# [WHAT IS ASKED]
Rewrite the rows from the very first one through the line holding "eastern-point [305, 583, 324, 602]", inclusive, swapping "Bar" for "Rectangle" and leaving everything else the same.
[begin DATA SHOWN]
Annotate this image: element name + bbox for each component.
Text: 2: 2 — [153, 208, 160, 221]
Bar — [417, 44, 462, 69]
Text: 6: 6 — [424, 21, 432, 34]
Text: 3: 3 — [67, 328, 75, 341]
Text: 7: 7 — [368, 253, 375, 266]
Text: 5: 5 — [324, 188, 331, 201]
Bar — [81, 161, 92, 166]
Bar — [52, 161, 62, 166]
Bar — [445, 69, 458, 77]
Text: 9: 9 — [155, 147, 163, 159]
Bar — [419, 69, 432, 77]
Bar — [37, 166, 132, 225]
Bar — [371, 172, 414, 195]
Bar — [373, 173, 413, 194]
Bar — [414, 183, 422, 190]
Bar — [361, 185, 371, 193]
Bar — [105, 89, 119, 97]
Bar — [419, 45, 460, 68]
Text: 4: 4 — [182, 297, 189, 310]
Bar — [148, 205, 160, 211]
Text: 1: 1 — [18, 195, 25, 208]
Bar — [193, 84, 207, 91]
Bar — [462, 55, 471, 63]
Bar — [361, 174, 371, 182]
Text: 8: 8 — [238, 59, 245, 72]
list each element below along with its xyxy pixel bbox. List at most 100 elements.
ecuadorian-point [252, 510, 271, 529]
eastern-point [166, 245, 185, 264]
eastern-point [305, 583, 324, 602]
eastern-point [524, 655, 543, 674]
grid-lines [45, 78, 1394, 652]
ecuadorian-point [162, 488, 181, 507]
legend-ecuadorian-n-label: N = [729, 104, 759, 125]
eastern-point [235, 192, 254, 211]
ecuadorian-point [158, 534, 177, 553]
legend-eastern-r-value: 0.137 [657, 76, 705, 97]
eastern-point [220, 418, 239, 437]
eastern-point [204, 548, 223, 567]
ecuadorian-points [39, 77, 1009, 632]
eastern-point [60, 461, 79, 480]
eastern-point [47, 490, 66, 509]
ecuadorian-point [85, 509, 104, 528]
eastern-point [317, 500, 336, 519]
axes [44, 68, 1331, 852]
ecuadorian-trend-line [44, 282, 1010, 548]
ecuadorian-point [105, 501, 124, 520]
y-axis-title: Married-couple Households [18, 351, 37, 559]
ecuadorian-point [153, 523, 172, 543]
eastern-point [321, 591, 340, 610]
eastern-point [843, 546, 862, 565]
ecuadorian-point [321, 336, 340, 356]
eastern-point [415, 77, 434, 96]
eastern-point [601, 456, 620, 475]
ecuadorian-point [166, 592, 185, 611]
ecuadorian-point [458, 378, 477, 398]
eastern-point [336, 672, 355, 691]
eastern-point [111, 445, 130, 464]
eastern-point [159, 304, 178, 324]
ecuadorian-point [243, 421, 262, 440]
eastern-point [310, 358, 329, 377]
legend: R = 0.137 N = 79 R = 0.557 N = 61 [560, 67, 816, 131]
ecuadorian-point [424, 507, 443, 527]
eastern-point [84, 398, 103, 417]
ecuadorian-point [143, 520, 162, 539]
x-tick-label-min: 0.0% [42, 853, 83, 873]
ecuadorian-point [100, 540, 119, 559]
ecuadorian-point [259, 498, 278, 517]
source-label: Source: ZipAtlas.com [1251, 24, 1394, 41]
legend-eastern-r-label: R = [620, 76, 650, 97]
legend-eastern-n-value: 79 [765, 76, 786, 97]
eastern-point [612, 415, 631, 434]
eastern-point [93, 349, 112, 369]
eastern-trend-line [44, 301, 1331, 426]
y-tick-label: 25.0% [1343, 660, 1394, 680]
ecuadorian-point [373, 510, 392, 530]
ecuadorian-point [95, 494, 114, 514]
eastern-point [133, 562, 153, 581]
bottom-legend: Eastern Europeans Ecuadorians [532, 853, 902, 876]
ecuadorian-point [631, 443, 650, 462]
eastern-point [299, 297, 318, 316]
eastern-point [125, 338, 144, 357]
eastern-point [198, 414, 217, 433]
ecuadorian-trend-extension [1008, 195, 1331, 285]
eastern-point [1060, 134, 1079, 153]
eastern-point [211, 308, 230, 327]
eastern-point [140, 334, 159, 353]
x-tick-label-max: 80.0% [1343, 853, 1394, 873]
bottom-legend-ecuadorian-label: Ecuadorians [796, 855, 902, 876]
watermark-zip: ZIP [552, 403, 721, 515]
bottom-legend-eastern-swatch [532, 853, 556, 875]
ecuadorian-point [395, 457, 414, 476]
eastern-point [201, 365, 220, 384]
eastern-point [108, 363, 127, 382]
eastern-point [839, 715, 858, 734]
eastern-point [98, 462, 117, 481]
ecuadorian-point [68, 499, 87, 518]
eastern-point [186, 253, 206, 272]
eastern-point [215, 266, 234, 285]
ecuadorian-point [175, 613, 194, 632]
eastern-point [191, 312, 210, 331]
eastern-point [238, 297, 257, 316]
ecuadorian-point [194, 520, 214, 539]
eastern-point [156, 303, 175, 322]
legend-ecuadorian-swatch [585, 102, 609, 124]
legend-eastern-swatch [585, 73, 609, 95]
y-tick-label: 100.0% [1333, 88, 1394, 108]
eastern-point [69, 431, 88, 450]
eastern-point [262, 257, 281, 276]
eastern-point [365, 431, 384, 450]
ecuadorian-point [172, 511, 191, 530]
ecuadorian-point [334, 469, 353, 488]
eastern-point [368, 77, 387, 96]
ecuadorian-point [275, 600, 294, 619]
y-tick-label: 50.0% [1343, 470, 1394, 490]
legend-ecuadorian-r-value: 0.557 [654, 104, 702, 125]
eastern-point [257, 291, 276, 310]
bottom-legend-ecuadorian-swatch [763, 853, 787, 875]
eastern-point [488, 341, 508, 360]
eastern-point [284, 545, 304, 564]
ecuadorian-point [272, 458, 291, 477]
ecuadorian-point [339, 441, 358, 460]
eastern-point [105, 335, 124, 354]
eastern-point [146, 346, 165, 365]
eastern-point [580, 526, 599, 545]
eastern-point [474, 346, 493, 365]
[end DATA SHOWN]
# [SOLVED PROBLEM]
Annotate this image: element name + bbox for each component.
Text: 2: 2 — [153, 208, 160, 221]
Rectangle — [417, 44, 462, 69]
Text: 6: 6 — [424, 21, 432, 34]
Text: 3: 3 — [67, 328, 75, 341]
Text: 7: 7 — [368, 253, 375, 266]
Text: 5: 5 — [324, 188, 331, 201]
Rectangle — [81, 161, 92, 166]
Rectangle — [52, 161, 62, 166]
Rectangle — [445, 69, 458, 77]
Text: 9: 9 — [155, 147, 163, 159]
Rectangle — [419, 69, 432, 77]
Rectangle — [37, 166, 132, 225]
Rectangle — [371, 172, 414, 195]
Rectangle — [373, 173, 413, 194]
Rectangle — [414, 183, 422, 190]
Rectangle — [361, 185, 371, 193]
Rectangle — [105, 89, 119, 97]
Rectangle — [419, 45, 460, 68]
Text: 4: 4 — [182, 297, 189, 310]
Rectangle — [148, 205, 160, 211]
Text: 1: 1 — [18, 195, 25, 208]
Rectangle — [193, 84, 207, 91]
Rectangle — [462, 55, 471, 63]
Rectangle — [361, 174, 371, 182]
Text: 8: 8 — [238, 59, 245, 72]
list each element below along with its xyxy pixel bbox. List at most 100 elements.
ecuadorian-point [252, 510, 271, 529]
eastern-point [166, 245, 185, 264]
eastern-point [305, 583, 324, 602]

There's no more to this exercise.